> Required task: Leave out the pictures and copy everything else in the entries exactly.

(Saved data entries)

○ ○ ○ ○

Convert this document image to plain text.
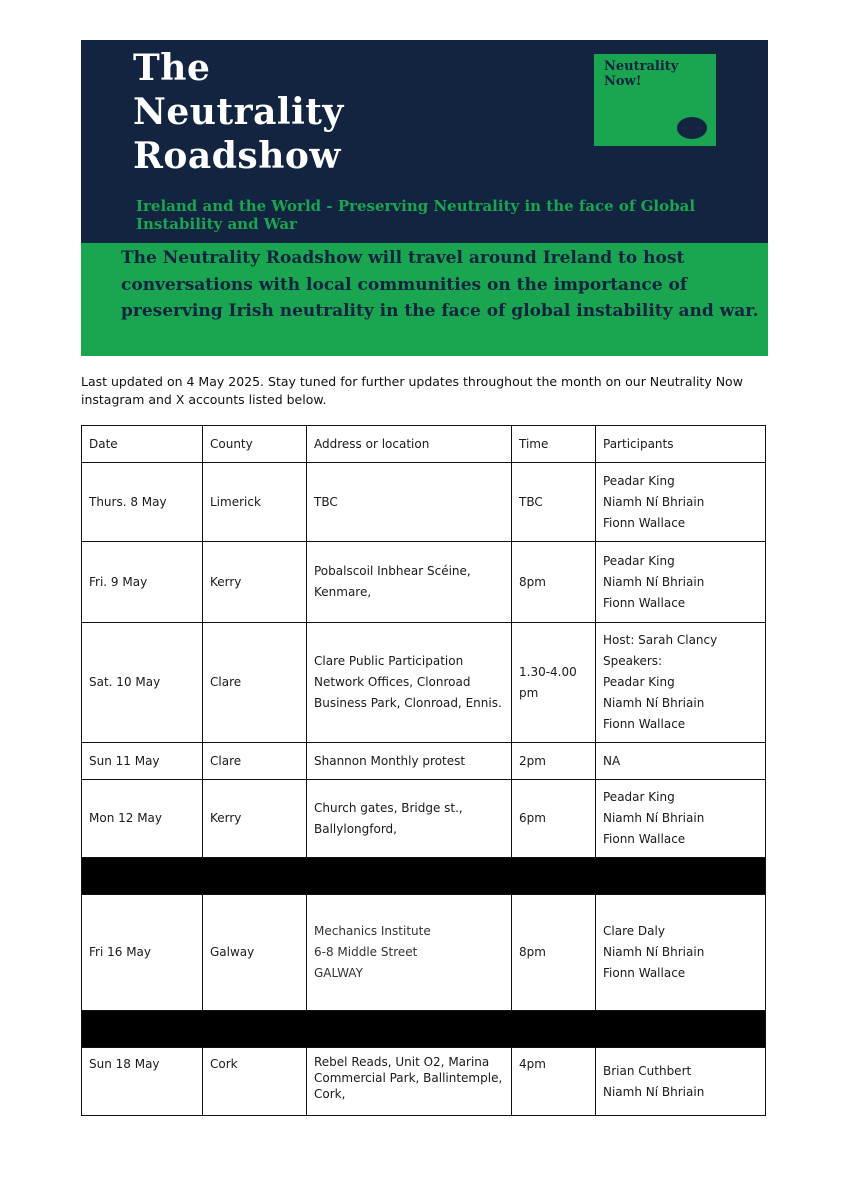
The
Neutrality
Roadshow
Neutrality
Now!

Ireland and the World - Preserving Neutrality in the face of Global Instability and War

The Neutrality Roadshow will travel around Ireland to host conversations with local communities on the importance of preserving Irish neutrality in the face of global instability and war.

Last updated on 4 May 2025. Stay tuned for further updates throughout the month on our Neutrality Now instagram and X accounts listed below.

Date	County	Address or location	Time	Participants
Thurs. 8 May	Limerick	TBC	TBC	Peadar King
Niamh Ní Bhriain
Fionn Wallace

Fri. 9 May	Kerry	Pobalscoil Inbhear Scéine,
Kenmare,	8pm	Peadar King
Niamh Ní Bhriain
Fionn Wallace

Sat. 10 May	Clare	Clare Public Participation
Network Offices, Clonroad
Business Park, Clonroad, Ennis.	1.30-4.00
pm	Host: Sarah Clancy
Speakers:
Peadar King
Niamh Ní Bhriain
Fionn Wallace

Sun 11 May	Clare	Shannon Monthly protest	2pm	NA

Mon 12 May	Kerry	Church gates, Bridge st.,
Ballylongford,	6pm	Peadar King
Niamh Ní Bhriain
Fionn Wallace

Fri 16 May	Galway	Mechanics Institute
6-8 Middle Street
GALWAY	8pm	Clare Daly
Niamh Ní Bhriain
Fionn Wallace

Sun 18 May	Cork	Rebel Reads, Unit O2, Marina
Commercial Park, Ballintemple,
Cork,	4pm	Brian Cuthbert
Niamh Ní Bhriain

○ ○ ○ ○

> Solved problem:
Convert this document image to plain text.
The
Neutrality
Roadshow
Neutrality
Now!

Ireland and the World - Preserving Neutrality in the face of Global Instability and War

The Neutrality Roadshow will travel around Ireland to host conversations with local communities on the importance of preserving Irish neutrality in the face of global instability and war.

Last updated on 4 May 2025. Stay tuned for further updates throughout the month on our Neutrality Now instagram and X accounts listed below.

Date	County	Address or location	Time	Participants
Thurs. 8 May	Limerick	TBC	TBC	Peadar King
Niamh Ní Bhriain
Fionn Wallace

Fri. 9 May	Kerry	Pobalscoil Inbhear Scéine,
Kenmare,	8pm	Peadar King
Niamh Ní Bhriain
Fionn Wallace

Sat. 10 May	Clare	Clare Public Participation
Network Offices, Clonroad
Business Park, Clonroad, Ennis.	1.30-4.00
pm	Host: Sarah Clancy
Speakers:
Peadar King
Niamh Ní Bhriain
Fionn Wallace

Sun 11 May	Clare	Shannon Monthly protest	2pm	NA

Mon 12 May	Kerry	Church gates, Bridge st.,
Ballylongford,	6pm	Peadar King
Niamh Ní Bhriain
Fionn Wallace

Fri 16 May	Galway	Mechanics Institute
6-8 Middle Street
GALWAY	8pm	Clare Daly
Niamh Ní Bhriain
Fionn Wallace

Sun 18 May	Cork	Rebel Reads, Unit O2, Marina
Commercial Park, Ballintemple,
Cork,	4pm	Brian Cuthbert
Niamh Ní Bhriain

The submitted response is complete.